[WRITTEN EXERCISE]:
Gather up every line that includes the string "марта".

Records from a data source
►
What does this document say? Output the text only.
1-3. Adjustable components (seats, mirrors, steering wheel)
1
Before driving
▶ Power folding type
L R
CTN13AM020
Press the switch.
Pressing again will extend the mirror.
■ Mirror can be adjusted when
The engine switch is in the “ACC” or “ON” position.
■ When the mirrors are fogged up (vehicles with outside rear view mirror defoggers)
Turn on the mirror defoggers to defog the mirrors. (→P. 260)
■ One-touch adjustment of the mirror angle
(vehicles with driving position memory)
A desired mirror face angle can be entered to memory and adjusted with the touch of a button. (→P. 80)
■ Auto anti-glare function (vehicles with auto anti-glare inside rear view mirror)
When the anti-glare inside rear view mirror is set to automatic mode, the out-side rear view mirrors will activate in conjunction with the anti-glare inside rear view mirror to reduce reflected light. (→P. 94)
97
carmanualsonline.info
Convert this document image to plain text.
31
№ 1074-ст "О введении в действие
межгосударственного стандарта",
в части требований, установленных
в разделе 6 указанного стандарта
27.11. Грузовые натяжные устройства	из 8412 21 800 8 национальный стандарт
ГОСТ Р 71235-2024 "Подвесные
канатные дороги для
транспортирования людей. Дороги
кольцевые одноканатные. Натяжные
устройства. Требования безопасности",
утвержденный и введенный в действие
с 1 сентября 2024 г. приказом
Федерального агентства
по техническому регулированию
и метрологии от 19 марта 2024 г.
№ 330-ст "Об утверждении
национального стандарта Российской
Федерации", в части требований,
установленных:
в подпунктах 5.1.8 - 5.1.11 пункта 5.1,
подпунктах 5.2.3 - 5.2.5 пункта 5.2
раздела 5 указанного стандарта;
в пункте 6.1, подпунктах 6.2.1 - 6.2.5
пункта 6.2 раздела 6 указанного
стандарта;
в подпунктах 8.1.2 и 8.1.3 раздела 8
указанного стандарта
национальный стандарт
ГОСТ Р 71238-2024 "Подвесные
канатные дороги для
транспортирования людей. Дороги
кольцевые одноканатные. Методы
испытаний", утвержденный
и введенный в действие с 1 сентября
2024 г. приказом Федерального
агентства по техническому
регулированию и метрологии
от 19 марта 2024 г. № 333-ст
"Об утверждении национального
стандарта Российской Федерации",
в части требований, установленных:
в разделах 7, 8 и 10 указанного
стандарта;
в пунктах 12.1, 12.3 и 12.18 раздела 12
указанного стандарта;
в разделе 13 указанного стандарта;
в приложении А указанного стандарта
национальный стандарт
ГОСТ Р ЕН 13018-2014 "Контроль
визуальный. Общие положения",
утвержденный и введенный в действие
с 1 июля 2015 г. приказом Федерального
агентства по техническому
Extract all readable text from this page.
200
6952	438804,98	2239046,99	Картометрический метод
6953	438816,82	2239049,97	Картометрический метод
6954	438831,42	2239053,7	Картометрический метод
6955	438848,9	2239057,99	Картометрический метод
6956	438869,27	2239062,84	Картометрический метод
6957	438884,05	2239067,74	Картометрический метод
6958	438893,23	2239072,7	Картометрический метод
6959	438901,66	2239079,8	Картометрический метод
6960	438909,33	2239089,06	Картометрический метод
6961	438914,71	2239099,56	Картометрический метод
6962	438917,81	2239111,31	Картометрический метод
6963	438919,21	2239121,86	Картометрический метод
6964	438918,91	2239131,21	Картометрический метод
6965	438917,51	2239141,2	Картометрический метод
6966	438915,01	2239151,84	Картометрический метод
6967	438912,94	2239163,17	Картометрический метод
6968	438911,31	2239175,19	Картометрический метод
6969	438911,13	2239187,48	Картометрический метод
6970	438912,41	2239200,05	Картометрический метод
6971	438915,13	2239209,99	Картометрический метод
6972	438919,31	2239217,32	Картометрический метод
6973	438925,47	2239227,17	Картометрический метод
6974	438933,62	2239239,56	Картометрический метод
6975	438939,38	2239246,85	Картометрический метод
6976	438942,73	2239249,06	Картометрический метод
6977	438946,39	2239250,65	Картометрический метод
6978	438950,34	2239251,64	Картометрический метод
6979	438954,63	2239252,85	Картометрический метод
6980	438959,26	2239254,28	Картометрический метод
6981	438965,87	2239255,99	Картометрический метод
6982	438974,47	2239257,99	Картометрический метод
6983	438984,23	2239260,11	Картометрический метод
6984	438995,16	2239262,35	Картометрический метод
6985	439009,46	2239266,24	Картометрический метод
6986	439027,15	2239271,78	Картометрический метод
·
◄
[EXERCISE RESULT]:
и метрологии от 19 марта 2024 г.
от 19 марта 2024 г. № 333-ст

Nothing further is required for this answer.